» **Your objective**
Copy each line with the word "noise" in it.

» **Supplied records**
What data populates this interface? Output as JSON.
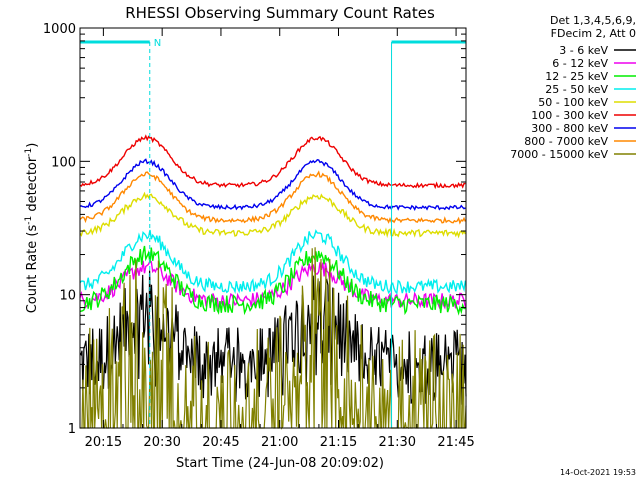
{
  "chart_data": {
    "type": "line",
    "title": "RHESSI Observing Summary Count Rates",
    "xlabel": "Start Time (24-Jun-08 20:09:02)",
    "ylabel_main": "Count Rate (s",
    "ylabel_sup1": "-1",
    "ylabel_mid": " detector",
    "ylabel_sup2": "-1",
    "ylabel_end": ")",
    "yscale": "log",
    "ylim": [
      1,
      1000
    ],
    "xlim_minutes": [
      0,
      98.5
    ],
    "x_ticks": [
      "20:15",
      "20:30",
      "20:45",
      "21:00",
      "21:15",
      "21:30",
      "21:45"
    ],
    "y_ticks": [
      "1",
      "10",
      "100",
      "1000"
    ],
    "legend": {
      "placement": "right",
      "header1": "Det 1,3,4,5,6,9,",
      "header2": "FDecim 2, Att 0"
    },
    "night_marker": "N",
    "footer_date": "14-Oct-2021 19:53",
    "series": [
      {
        "name": "3 - 6 keV",
        "color": "#000000",
        "base": 2.9,
        "peak": 8.0,
        "noise": 0.5,
        "spiky": true
      },
      {
        "name": "6 - 12 keV",
        "color": "#ee00ee",
        "base": 9.0,
        "peak": 16.0,
        "noise": 0.12,
        "spiky": false
      },
      {
        "name": "12 - 25 keV",
        "color": "#00ee00",
        "base": 8.5,
        "peak": 20.0,
        "noise": 0.14,
        "spiky": false
      },
      {
        "name": "25 - 50 keV",
        "color": "#00eeee",
        "base": 11.5,
        "peak": 28.0,
        "noise": 0.1,
        "spiky": false
      },
      {
        "name": "50 - 100 keV",
        "color": "#dddd00",
        "base": 29.0,
        "peak": 55.0,
        "noise": 0.05,
        "spiky": false
      },
      {
        "name": "100 - 300 keV",
        "color": "#ee0000",
        "base": 66.0,
        "peak": 150.0,
        "noise": 0.03,
        "spiky": false
      },
      {
        "name": "300 - 800 keV",
        "color": "#0000ee",
        "base": 45.0,
        "peak": 100.0,
        "noise": 0.03,
        "spiky": false
      },
      {
        "name": "800 - 7000 keV",
        "color": "#ff8800",
        "base": 36.0,
        "peak": 80.0,
        "noise": 0.035,
        "spiky": false
      },
      {
        "name": "7000 - 15000 keV",
        "color": "#808000",
        "base": 1.6,
        "peak": 7.0,
        "noise": 0.9,
        "spiky": true
      }
    ],
    "peaks_minutes": [
      17.0,
      60.5
    ],
    "saa_or_night_intervals": [
      [
        0,
        17.8
      ],
      [
        79.5,
        98.5
      ]
    ]
  }
}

» **The result**
        "noise": 0.5,
        "noise": 0.12,
        "noise": 0.14,
        "noise": 0.1,
        "noise": 0.05,
        "noise": 0.03,
        "noise": 0.03,
        "noise": 0.035,
        "noise": 0.9,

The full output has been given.